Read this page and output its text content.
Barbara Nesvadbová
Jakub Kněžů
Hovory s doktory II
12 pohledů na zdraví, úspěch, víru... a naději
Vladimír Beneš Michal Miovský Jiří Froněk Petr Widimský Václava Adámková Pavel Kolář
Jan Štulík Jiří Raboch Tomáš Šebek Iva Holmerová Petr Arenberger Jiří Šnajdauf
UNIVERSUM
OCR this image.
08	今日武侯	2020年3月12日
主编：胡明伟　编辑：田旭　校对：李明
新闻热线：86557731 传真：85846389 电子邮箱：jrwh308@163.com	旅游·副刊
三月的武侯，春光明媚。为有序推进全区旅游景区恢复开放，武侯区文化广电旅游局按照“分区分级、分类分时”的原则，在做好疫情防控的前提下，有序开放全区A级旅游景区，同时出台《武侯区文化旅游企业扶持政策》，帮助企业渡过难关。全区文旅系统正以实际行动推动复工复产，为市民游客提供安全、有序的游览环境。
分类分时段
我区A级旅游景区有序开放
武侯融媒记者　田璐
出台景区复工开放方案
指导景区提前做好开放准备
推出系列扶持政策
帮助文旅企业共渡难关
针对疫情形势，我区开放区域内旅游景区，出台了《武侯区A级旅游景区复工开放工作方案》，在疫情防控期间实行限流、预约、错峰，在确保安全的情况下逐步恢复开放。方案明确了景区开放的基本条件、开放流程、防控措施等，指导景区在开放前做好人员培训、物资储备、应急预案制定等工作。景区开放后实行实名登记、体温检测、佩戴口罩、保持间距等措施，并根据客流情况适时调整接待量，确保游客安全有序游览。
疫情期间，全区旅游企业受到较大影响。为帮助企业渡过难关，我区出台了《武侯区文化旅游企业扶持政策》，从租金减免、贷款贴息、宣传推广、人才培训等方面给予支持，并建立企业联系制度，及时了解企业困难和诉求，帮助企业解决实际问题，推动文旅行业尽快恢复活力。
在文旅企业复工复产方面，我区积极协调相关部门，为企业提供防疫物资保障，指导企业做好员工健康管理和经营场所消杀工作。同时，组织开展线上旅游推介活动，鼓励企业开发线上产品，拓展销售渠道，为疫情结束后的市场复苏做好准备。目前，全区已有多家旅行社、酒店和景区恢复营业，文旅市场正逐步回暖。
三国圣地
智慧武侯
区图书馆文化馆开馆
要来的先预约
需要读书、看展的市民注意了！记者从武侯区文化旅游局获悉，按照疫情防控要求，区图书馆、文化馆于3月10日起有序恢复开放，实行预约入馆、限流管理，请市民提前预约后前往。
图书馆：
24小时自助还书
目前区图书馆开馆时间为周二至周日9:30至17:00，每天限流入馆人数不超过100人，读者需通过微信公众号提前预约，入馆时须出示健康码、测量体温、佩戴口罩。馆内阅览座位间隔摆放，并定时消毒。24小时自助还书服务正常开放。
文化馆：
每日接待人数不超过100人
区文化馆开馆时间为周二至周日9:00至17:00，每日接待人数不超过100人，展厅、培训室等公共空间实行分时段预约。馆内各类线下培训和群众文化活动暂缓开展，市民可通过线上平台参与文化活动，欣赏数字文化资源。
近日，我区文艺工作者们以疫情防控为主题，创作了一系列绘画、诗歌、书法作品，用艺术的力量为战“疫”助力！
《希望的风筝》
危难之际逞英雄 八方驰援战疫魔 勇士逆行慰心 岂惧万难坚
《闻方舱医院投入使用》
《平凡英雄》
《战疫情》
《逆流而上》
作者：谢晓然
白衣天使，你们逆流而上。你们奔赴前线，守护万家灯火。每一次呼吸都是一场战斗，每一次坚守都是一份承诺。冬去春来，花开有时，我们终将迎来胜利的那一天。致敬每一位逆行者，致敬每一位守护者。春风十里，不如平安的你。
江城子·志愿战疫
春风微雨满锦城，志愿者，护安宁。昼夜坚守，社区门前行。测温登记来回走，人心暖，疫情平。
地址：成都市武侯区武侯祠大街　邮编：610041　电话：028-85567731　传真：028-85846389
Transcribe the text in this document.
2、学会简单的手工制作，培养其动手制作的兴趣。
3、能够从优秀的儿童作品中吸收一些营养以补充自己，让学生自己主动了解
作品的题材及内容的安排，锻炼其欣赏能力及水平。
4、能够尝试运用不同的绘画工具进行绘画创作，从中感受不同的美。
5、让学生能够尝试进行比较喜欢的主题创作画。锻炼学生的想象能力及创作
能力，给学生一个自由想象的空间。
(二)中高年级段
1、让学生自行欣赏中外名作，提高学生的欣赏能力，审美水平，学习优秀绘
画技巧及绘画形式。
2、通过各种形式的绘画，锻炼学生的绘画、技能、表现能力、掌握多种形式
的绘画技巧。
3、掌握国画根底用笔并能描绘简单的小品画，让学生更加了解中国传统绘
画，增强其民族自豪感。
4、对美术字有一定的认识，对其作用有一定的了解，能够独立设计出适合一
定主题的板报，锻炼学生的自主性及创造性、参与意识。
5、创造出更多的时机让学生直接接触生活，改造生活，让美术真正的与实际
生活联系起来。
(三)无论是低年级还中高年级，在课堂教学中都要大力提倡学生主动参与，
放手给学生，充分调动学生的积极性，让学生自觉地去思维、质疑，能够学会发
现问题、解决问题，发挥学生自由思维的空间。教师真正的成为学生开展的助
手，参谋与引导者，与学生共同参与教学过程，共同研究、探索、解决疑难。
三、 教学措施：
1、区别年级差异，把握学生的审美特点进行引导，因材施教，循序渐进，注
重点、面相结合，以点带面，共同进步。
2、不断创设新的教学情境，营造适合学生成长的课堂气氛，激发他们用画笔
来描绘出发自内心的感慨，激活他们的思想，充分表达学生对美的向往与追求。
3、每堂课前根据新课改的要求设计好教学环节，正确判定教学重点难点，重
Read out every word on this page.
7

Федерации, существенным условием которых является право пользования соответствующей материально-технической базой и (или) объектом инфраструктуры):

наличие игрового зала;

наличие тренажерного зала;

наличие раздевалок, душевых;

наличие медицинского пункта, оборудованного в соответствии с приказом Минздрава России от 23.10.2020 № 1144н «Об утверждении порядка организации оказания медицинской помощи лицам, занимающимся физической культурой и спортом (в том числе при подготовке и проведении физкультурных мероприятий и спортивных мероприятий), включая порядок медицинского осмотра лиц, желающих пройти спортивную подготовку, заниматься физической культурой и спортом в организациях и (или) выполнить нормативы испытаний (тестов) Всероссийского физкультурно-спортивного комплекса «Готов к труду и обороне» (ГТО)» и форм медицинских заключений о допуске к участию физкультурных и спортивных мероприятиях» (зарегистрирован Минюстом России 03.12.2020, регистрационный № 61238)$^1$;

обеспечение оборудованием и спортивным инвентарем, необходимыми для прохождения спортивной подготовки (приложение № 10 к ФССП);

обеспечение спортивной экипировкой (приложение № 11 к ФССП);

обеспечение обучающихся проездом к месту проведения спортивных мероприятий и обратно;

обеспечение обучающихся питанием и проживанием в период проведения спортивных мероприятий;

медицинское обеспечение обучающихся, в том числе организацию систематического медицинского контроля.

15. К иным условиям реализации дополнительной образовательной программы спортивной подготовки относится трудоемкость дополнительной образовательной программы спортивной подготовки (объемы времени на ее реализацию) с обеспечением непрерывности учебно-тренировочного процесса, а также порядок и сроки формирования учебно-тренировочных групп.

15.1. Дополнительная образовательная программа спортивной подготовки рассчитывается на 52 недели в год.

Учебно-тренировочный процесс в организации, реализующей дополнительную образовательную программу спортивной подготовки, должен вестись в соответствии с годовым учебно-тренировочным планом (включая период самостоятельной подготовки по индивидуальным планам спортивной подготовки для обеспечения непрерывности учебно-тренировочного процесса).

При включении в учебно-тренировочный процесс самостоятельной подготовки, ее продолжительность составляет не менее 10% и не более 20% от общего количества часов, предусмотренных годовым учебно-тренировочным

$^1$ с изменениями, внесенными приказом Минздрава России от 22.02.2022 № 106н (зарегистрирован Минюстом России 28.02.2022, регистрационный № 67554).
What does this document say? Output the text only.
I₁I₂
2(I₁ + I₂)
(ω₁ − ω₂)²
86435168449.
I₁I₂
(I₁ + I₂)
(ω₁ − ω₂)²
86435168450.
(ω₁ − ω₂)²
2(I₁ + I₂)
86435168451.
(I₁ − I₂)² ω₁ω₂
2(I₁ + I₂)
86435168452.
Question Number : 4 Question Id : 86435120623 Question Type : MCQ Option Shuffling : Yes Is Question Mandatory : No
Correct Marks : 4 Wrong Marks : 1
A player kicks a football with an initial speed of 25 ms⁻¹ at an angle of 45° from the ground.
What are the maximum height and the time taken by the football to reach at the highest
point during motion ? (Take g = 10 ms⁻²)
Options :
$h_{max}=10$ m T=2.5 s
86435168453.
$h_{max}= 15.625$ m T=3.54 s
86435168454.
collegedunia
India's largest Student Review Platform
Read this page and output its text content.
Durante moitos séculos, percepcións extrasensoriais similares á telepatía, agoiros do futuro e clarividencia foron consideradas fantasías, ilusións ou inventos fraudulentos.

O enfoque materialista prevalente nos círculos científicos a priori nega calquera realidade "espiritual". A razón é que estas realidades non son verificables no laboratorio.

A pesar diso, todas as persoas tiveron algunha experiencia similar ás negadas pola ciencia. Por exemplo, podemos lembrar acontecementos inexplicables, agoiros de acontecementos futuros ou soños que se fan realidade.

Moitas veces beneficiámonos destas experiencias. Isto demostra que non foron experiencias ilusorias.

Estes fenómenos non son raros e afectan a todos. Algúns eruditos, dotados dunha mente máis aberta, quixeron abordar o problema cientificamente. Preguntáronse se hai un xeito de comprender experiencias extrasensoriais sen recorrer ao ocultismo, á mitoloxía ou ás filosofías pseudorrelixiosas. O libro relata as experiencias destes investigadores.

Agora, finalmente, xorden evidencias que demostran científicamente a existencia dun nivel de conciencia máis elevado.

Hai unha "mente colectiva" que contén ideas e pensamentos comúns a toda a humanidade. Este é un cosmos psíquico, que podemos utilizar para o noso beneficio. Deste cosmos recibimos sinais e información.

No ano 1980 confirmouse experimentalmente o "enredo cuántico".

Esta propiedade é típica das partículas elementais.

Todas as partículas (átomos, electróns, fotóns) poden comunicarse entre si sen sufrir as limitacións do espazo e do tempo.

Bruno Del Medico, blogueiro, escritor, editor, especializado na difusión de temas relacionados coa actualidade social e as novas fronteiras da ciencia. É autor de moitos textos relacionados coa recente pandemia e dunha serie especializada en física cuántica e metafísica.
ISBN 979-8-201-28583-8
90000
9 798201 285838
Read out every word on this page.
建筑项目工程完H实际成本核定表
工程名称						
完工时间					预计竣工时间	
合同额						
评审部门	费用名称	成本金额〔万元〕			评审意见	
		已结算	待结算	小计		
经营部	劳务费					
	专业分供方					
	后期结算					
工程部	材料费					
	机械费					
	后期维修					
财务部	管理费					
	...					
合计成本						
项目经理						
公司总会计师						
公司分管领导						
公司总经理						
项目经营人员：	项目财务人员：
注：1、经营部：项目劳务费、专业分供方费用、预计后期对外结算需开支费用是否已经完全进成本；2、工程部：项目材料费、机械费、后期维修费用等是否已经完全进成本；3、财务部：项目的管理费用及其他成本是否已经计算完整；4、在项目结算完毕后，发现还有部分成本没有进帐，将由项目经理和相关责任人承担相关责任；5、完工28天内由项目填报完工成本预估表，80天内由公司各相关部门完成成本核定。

========

Task statement:
Go through the records. Copy each line where "проведения" appears.

Output of the task:
обеспечение обучающихся проездом к месту проведения спортивных мероприятий и обратно;
обеспечение обучающихся питанием и проживанием в период проведения спортивных мероприятий;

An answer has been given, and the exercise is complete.